» **INPUT DATA**:

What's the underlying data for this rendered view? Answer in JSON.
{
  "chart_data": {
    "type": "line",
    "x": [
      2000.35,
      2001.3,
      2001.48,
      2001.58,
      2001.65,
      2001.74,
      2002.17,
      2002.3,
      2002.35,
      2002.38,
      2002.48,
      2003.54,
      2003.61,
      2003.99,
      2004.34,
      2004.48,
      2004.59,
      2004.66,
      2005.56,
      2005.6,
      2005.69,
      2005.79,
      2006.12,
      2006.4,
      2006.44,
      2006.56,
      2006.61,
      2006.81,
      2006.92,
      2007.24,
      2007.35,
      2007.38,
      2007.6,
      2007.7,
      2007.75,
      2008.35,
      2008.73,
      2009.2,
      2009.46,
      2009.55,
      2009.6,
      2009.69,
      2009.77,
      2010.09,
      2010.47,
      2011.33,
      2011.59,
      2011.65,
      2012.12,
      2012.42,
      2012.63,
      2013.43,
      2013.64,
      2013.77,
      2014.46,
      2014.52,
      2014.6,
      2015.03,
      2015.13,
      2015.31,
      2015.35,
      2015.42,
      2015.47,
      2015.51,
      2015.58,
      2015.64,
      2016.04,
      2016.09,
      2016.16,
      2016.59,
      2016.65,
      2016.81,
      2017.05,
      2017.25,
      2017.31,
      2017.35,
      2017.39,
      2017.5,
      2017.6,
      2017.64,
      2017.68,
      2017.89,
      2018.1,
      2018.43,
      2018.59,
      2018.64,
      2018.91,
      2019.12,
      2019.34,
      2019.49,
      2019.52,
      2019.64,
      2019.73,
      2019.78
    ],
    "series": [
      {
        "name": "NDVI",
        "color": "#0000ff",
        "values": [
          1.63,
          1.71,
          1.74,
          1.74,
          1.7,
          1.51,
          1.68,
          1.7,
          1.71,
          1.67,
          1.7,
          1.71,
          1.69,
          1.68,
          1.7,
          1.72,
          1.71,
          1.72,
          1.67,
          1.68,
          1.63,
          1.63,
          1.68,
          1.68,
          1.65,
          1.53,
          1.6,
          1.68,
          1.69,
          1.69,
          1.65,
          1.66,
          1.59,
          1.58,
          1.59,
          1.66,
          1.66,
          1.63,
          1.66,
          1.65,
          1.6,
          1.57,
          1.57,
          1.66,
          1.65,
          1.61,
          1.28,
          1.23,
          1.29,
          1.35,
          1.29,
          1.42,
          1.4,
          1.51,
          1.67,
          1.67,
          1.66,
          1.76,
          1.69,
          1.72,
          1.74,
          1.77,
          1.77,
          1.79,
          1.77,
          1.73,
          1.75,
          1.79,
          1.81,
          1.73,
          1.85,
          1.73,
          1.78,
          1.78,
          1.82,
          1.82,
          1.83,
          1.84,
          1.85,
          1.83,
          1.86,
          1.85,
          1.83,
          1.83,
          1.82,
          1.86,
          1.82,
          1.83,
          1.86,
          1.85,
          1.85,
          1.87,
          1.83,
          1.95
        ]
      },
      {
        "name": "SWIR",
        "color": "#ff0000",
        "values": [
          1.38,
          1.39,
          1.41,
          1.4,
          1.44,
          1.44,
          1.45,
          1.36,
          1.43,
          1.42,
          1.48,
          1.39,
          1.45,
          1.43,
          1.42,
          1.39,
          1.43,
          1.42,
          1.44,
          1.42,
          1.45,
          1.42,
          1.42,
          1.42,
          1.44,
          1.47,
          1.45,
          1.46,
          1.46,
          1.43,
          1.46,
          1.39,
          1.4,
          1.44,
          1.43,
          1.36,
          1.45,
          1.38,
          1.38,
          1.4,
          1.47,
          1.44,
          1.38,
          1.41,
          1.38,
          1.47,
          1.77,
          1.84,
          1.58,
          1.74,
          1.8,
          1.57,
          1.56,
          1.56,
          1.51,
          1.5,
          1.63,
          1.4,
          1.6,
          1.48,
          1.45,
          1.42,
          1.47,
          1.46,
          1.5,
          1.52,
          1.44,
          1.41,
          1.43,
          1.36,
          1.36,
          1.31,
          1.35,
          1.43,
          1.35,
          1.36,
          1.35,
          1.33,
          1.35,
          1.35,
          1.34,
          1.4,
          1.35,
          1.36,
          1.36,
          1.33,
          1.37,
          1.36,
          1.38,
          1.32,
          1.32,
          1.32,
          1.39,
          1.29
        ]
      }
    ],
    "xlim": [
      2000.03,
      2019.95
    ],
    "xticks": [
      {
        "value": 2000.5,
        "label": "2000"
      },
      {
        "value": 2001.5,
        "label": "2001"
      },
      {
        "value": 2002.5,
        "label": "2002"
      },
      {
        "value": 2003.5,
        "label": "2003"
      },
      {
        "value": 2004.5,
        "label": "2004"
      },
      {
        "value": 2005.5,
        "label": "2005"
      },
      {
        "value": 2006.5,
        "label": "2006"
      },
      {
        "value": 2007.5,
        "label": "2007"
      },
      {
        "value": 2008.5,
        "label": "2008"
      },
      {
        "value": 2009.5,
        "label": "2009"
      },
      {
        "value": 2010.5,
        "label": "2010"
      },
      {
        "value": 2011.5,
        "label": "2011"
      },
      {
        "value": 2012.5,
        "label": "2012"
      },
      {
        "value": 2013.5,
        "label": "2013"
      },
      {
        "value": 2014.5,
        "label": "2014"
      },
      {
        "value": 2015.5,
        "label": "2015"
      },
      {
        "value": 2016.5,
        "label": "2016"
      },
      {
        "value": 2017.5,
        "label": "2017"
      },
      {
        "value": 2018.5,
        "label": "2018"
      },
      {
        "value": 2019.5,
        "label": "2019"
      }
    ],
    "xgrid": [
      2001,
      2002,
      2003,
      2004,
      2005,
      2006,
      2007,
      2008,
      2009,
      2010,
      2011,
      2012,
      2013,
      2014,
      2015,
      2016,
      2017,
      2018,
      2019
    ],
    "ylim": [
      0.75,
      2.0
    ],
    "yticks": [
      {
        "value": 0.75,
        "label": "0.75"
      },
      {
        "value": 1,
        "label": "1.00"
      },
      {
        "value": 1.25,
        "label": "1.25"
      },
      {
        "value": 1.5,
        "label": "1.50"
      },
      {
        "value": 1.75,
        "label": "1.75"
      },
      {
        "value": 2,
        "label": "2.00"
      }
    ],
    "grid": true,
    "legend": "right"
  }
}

» **WHAT IS REQUIRED**: Go through the records and print each one exactly.

» **EXERCISE RESULT**:
What's the underlying data for this rendered view? Answer in JSON.
{
  "chart_data": {
    "type": "line",
    "x": [
      2000.35,
      2001.3,
      2001.48,
      2001.58,
      2001.65,
      2001.74,
      2002.17,
      2002.3,
      2002.35,
      2002.38,
      2002.48,
      2003.54,
      2003.61,
      2003.99,
      2004.34,
      2004.48,
      2004.59,
      2004.66,
      2005.56,
      2005.6,
      2005.69,
      2005.79,
      2006.12,
      2006.4,
      2006.44,
      2006.56,
      2006.61,
      2006.81,
      2006.92,
      2007.24,
      2007.35,
      2007.38,
      2007.6,
      2007.7,
      2007.75,
      2008.35,
      2008.73,
      2009.2,
      2009.46,
      2009.55,
      2009.6,
      2009.69,
      2009.77,
      2010.09,
      2010.47,
      2011.33,
      2011.59,
      2011.65,
      2012.12,
      2012.42,
      2012.63,
      2013.43,
      2013.64,
      2013.77,
      2014.46,
      2014.52,
      2014.6,
      2015.03,
      2015.13,
      2015.31,
      2015.35,
      2015.42,
      2015.47,
      2015.51,
      2015.58,
      2015.64,
      2016.04,
      2016.09,
      2016.16,
      2016.59,
      2016.65,
      2016.81,
      2017.05,
      2017.25,
      2017.31,
      2017.35,
      2017.39,
      2017.5,
      2017.6,
      2017.64,
      2017.68,
      2017.89,
      2018.1,
      2018.43,
      2018.59,
      2018.64,
      2018.91,
      2019.12,
      2019.34,
      2019.49,
      2019.52,
      2019.64,
      2019.73,
      2019.78
    ],
    "series": [
      {
        "name": "NDVI",
        "color": "#0000ff",
        "values": [
          1.63,
          1.71,
          1.74,
          1.74,
          1.7,
          1.51,
          1.68,
          1.7,
          1.71,
          1.67,
          1.7,
          1.71,
          1.69,
          1.68,
          1.7,
          1.72,
          1.71,
          1.72,
          1.67,
          1.68,
          1.63,
          1.63,
          1.68,
          1.68,
          1.65,
          1.53,
          1.6,
          1.68,
          1.69,
          1.69,
          1.65,
          1.66,
          1.59,
          1.58,
          1.59,
          1.66,
          1.66,
          1.63,
          1.66,
          1.65,
          1.6,
          1.57,
          1.57,
          1.66,
          1.65,
          1.61,
          1.28,
          1.23,
          1.29,
          1.35,
          1.29,
          1.42,
          1.4,
          1.51,
          1.67,
          1.67,
          1.66,
          1.76,
          1.69,
          1.72,
          1.74,
          1.77,
          1.77,
          1.79,
          1.77,
          1.73,
          1.75,
          1.79,
          1.81,
          1.73,
          1.85,
          1.73,
          1.78,
          1.78,
          1.82,
          1.82,
          1.83,
          1.84,
          1.85,
          1.83,
          1.86,
          1.85,
          1.83,
          1.83,
          1.82,
          1.86,
          1.82,
          1.83,
          1.86,
          1.85,
          1.85,
          1.87,
          1.83,
          1.95
        ]
      },
      {
        "name": "SWIR",
        "color": "#ff0000",
        "values": [
          1.38,
          1.39,
          1.41,
          1.4,
          1.44,
          1.44,
          1.45,
          1.36,
          1.43,
          1.42,
          1.48,
          1.39,
          1.45,
          1.43,
          1.42,
          1.39,
          1.43,
          1.42,
          1.44,
          1.42,
          1.45,
          1.42,
          1.42,
          1.42,
          1.44,
          1.47,
          1.45,
          1.46,
          1.46,
          1.43,
          1.46,
          1.39,
          1.4,
          1.44,
          1.43,
          1.36,
          1.45,
          1.38,
          1.38,
          1.4,
          1.47,
          1.44,
          1.38,
          1.41,
          1.38,
          1.47,
          1.77,
          1.84,
          1.58,
          1.74,
          1.8,
          1.57,
          1.56,
          1.56,
          1.51,
          1.5,
          1.63,
          1.4,
          1.6,
          1.48,
          1.45,
          1.42,
          1.47,
          1.46,
          1.5,
          1.52,
          1.44,
          1.41,
          1.43,
          1.36,
          1.36,
          1.31,
          1.35,
          1.43,
          1.35,
          1.36,
          1.35,
          1.33,
          1.35,
          1.35,
          1.34,
          1.4,
          1.35,
          1.36,
          1.36,
          1.33,
          1.37,
          1.36,
          1.38,
          1.32,
          1.32,
          1.32,
          1.39,
          1.29
        ]
      }
    ],
    "xlim": [
      2000.03,
      2019.95
    ],
    "xticks": [
      {
        "value": 2000.5,
        "label": "2000"
      },
      {
        "value": 2001.5,
        "label": "2001"
      },
      {
        "value": 2002.5,
        "label": "2002"
      },
      {
        "value": 2003.5,
        "label": "2003"
      },
      {
        "value": 2004.5,
        "label": "2004"
      },
      {
        "value": 2005.5,
        "label": "2005"
      },
      {
        "value": 2006.5,
        "label": "2006"
      },
      {
        "value": 2007.5,
        "label": "2007"
      },
      {
        "value": 2008.5,
        "label": "2008"
      },
      {
        "value": 2009.5,
        "label": "2009"
      },
      {
        "value": 2010.5,
        "label": "2010"
      },
      {
        "value": 2011.5,
        "label": "2011"
      },
      {
        "value": 2012.5,
        "label": "2012"
      },
      {
        "value": 2013.5,
        "label": "2013"
      },
      {
        "value": 2014.5,
        "label": "2014"
      },
      {
        "value": 2015.5,
        "label": "2015"
      },
      {
        "value": 2016.5,
        "label": "2016"
      },
      {
        "value": 2017.5,
        "label": "2017"
      },
      {
        "value": 2018.5,
        "label": "2018"
      },
      {
        "value": 2019.5,
        "label": "2019"
      }
    ],
    "xgrid": [
      2001,
      2002,
      2003,
      2004,
      2005,
      2006,
      2007,
      2008,
      2009,
      2010,
      2011,
      2012,
      2013,
      2014,
      2015,
      2016,
      2017,
      2018,
      2019
    ],
    "ylim": [
      0.75,
      2.0
    ],
    "yticks": [
      {
        "value": 0.75,
        "label": "0.75"
      },
      {
        "value": 1,
        "label": "1.00"
      },
      {
        "value": 1.25,
        "label": "1.25"
      },
      {
        "value": 1.5,
        "label": "1.50"
      },
      {
        "value": 1.75,
        "label": "1.75"
      },
      {
        "value": 2,
        "label": "2.00"
      }
    ],
    "grid": true,
    "legend": "right"
  }
}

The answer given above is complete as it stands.